• _RECORD SET_
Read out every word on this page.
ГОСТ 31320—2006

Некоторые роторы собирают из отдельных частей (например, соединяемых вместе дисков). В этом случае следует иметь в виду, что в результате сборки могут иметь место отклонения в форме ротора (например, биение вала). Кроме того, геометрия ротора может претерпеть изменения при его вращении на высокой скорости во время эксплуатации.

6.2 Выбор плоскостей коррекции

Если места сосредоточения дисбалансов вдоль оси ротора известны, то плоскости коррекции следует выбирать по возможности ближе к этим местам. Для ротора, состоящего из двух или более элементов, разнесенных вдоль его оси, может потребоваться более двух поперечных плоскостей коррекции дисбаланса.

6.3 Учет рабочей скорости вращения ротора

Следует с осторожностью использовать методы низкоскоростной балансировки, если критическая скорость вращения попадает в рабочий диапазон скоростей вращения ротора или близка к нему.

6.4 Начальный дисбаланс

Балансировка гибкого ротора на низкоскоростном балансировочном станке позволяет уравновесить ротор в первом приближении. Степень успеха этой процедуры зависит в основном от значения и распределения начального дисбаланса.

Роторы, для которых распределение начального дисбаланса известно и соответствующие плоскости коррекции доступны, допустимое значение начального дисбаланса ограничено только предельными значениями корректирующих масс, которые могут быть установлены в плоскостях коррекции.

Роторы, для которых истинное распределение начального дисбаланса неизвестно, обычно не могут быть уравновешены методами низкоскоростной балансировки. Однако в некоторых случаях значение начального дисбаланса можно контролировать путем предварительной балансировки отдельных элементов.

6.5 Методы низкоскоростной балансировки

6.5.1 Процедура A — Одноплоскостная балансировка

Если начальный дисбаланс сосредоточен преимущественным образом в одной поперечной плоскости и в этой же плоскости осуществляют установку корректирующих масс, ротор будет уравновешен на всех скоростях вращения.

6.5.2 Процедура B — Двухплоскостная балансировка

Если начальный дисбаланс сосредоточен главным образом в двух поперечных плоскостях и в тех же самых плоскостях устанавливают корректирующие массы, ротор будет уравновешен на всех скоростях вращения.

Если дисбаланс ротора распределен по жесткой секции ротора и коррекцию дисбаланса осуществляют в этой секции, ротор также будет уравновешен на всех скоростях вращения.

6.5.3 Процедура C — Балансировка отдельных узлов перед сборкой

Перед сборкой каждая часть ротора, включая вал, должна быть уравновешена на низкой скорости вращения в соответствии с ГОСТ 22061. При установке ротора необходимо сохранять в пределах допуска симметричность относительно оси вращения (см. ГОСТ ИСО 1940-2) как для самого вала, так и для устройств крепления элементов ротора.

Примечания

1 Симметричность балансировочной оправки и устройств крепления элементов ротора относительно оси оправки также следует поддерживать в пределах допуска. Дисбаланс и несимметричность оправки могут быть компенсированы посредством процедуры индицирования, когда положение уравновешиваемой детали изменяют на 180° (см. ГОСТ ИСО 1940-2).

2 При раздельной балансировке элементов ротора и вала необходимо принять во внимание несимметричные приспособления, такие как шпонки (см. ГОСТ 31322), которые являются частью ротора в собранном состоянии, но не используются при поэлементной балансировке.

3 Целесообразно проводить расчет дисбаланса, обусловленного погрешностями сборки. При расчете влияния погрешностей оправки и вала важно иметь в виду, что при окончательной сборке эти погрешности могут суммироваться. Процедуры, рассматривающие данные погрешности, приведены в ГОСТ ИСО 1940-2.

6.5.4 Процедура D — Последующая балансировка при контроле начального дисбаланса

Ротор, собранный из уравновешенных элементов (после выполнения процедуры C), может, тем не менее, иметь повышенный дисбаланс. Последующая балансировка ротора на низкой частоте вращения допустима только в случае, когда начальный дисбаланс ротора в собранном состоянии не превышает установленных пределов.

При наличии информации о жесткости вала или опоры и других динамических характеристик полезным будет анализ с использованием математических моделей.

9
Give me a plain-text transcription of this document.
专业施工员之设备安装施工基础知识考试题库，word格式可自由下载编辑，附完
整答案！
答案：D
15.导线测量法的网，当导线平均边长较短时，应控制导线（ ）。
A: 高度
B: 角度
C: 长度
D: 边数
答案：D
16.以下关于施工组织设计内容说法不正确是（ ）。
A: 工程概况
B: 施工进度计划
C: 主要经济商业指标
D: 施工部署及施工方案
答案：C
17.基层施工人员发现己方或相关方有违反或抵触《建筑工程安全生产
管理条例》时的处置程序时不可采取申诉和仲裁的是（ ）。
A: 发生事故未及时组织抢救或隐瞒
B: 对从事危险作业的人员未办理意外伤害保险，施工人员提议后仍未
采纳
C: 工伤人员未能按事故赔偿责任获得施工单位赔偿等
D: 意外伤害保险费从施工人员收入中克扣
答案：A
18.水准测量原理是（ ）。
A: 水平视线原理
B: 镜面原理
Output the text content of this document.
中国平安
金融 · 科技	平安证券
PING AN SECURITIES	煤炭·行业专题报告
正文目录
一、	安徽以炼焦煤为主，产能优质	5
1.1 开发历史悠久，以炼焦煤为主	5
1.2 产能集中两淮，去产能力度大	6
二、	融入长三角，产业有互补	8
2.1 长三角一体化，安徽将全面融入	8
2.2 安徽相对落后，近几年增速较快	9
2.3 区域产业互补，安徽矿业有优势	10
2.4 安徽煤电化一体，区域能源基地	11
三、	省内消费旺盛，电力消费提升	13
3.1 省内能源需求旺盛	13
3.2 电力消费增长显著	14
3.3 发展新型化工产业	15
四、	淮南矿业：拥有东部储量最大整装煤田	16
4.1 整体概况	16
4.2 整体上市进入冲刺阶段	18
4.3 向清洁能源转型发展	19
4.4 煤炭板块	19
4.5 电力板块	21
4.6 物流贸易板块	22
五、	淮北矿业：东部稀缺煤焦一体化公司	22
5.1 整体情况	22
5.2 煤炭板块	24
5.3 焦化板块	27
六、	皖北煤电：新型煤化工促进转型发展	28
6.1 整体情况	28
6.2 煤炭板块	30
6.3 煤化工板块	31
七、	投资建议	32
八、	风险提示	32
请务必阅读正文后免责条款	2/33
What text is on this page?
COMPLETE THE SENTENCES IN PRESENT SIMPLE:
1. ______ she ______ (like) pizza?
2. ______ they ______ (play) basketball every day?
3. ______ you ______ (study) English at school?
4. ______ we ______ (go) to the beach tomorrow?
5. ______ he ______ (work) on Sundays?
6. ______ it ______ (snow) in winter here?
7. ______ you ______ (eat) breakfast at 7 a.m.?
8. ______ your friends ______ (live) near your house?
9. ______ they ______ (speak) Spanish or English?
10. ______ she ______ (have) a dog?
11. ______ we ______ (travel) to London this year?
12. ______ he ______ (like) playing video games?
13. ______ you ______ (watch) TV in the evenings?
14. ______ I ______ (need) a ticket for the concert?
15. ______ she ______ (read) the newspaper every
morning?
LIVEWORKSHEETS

• _AIM_
Return precisely the lines of the records, starting with the line that holds "What text is on this page?" and ending with the last one.

• _TASK ANSWER_
What text is on this page?
COMPLETE THE SENTENCES IN PRESENT SIMPLE:
1. ______ she ______ (like) pizza?
2. ______ they ______ (play) basketball every day?
3. ______ you ______ (study) English at school?
4. ______ we ______ (go) to the beach tomorrow?
5. ______ he ______ (work) on Sundays?
6. ______ it ______ (snow) in winter here?
7. ______ you ______ (eat) breakfast at 7 a.m.?
8. ______ your friends ______ (live) near your house?
9. ______ they ______ (speak) Spanish or English?
10. ______ she ______ (have) a dog?
11. ______ we ______ (travel) to London this year?
12. ______ he ______ (like) playing video games?
13. ______ you ______ (watch) TV in the evenings?
14. ______ I ______ (need) a ticket for the concert?
15. ______ she ______ (read) the newspaper every
morning?
LIVEWORKSHEETS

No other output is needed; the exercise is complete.